• _Description of the task_:
Scan the entries and tally the lines that include the string "bunga". Reply with the figure alone.

• _Data shown_:
(begin)
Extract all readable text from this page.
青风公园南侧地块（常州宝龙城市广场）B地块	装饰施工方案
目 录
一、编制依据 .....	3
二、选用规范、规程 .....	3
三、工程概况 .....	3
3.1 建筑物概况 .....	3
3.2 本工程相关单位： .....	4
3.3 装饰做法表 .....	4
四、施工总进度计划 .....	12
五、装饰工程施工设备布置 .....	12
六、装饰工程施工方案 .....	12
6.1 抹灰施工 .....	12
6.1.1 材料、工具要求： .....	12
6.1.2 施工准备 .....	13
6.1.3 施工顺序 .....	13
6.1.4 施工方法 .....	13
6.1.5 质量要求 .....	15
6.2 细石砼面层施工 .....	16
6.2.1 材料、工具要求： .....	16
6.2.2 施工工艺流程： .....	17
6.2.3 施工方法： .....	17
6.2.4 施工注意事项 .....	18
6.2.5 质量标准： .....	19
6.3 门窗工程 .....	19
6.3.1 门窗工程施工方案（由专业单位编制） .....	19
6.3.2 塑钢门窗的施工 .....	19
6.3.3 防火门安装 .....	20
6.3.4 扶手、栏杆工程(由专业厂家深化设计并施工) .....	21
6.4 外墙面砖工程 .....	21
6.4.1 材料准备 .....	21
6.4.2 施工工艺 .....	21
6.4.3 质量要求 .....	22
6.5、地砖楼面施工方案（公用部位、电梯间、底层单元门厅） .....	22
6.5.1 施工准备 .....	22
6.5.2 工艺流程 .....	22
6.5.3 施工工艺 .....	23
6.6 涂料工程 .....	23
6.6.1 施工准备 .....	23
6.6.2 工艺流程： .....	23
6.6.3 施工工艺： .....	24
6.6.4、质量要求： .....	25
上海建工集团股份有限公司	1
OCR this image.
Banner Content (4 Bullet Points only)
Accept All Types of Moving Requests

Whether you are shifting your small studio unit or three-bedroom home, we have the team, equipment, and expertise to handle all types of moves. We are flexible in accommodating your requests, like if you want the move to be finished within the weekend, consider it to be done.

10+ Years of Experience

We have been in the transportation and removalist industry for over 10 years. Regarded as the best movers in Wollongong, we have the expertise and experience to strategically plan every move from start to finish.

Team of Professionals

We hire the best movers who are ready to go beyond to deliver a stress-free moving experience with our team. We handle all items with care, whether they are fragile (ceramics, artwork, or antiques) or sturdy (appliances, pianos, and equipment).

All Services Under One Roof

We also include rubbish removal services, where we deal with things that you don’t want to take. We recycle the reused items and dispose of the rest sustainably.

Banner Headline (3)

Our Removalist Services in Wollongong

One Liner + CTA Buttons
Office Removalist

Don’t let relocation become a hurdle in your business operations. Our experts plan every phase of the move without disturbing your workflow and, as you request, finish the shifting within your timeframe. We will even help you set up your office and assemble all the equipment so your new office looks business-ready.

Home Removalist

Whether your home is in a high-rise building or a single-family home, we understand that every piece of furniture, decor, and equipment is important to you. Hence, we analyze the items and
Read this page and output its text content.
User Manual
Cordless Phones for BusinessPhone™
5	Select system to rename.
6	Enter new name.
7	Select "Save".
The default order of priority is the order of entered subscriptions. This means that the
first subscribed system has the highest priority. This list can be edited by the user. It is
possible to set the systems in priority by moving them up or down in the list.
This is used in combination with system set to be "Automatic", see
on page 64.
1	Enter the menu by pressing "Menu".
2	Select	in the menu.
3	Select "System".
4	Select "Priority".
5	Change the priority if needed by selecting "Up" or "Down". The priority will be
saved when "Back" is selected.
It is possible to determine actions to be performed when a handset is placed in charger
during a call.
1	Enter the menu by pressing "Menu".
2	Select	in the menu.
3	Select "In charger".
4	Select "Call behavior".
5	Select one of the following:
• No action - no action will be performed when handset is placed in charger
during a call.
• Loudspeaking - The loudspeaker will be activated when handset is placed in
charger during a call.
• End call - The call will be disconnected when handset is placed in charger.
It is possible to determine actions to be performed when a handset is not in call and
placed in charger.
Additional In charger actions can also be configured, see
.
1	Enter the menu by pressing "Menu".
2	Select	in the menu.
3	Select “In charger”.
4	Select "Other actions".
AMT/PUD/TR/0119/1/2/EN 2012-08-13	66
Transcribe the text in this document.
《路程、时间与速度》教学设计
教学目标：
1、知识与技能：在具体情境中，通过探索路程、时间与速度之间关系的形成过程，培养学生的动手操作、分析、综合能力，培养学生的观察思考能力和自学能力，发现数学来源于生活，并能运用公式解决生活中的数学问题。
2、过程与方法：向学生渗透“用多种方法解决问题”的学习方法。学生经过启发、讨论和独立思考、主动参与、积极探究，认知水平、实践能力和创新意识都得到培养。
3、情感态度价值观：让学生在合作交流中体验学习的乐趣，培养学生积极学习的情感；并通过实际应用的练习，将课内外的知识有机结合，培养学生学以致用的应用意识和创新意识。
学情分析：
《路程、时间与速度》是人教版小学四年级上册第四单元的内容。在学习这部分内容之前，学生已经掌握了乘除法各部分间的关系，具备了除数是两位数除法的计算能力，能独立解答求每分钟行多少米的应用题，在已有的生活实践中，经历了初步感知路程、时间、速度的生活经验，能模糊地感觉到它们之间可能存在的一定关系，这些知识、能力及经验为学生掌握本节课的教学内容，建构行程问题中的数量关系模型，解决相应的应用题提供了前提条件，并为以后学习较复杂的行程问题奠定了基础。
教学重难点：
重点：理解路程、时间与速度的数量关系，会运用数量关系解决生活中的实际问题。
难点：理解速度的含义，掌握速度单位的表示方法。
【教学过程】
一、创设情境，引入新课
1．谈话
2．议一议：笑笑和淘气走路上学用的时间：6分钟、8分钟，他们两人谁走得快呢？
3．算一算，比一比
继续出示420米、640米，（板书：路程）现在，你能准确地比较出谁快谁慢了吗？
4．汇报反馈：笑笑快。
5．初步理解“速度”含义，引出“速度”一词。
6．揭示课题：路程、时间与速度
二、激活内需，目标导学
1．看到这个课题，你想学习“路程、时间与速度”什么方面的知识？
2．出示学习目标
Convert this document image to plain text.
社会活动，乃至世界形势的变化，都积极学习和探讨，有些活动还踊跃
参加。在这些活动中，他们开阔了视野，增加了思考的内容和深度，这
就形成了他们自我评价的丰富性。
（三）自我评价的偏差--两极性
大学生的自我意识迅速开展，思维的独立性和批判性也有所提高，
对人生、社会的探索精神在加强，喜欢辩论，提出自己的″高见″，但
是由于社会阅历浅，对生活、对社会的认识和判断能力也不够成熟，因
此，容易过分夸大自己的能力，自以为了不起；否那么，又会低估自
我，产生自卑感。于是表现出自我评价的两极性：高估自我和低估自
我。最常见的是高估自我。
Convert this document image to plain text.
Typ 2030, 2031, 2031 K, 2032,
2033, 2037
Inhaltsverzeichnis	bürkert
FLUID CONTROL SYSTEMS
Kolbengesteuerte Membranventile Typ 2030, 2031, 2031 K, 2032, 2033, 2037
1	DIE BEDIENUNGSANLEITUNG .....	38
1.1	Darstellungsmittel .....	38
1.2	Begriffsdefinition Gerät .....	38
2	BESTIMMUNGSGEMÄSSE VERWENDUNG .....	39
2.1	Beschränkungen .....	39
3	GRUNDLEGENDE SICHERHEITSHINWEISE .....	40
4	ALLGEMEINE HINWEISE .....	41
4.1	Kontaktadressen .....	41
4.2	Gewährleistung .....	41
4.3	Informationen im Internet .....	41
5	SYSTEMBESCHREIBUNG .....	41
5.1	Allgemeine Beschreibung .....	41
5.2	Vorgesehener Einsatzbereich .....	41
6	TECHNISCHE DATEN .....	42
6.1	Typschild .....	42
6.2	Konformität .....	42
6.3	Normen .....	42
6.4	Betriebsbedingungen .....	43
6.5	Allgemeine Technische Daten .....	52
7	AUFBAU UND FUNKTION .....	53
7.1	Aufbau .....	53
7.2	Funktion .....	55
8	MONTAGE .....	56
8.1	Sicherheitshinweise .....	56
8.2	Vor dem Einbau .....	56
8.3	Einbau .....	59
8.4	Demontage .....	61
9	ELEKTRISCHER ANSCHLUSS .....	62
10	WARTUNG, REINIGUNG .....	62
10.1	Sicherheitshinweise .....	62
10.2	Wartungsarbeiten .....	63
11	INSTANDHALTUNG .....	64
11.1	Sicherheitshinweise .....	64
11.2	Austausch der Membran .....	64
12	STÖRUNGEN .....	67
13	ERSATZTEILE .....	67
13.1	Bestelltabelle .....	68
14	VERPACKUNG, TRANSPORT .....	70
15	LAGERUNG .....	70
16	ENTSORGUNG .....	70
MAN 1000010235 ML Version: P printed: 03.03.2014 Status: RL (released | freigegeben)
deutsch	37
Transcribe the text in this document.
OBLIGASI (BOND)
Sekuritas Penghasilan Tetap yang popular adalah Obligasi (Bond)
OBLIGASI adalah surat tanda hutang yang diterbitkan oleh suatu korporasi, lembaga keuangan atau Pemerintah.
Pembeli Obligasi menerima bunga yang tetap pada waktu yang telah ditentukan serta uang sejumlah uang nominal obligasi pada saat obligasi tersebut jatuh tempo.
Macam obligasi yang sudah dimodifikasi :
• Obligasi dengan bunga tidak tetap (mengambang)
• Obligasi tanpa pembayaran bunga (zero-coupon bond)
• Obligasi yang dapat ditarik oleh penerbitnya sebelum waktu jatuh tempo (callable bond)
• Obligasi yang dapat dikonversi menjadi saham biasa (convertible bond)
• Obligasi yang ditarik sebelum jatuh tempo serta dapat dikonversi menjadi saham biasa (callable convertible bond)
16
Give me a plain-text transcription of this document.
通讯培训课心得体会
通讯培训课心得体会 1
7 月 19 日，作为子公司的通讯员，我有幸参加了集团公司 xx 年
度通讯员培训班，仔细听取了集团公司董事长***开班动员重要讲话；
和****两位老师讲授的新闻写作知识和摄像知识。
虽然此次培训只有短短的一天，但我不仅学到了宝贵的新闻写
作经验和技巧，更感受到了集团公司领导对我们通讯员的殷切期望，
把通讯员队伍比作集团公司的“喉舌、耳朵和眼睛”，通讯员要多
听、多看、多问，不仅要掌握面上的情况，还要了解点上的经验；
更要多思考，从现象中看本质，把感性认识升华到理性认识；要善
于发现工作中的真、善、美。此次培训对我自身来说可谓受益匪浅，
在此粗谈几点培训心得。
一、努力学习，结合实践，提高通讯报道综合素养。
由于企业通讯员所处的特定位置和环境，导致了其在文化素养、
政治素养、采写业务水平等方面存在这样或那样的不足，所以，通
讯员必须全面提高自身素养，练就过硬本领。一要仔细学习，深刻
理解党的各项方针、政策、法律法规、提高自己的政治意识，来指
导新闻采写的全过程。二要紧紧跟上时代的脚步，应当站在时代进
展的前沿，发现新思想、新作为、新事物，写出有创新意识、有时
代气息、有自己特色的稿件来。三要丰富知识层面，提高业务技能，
(end)
• _Solution for this exercise_:
3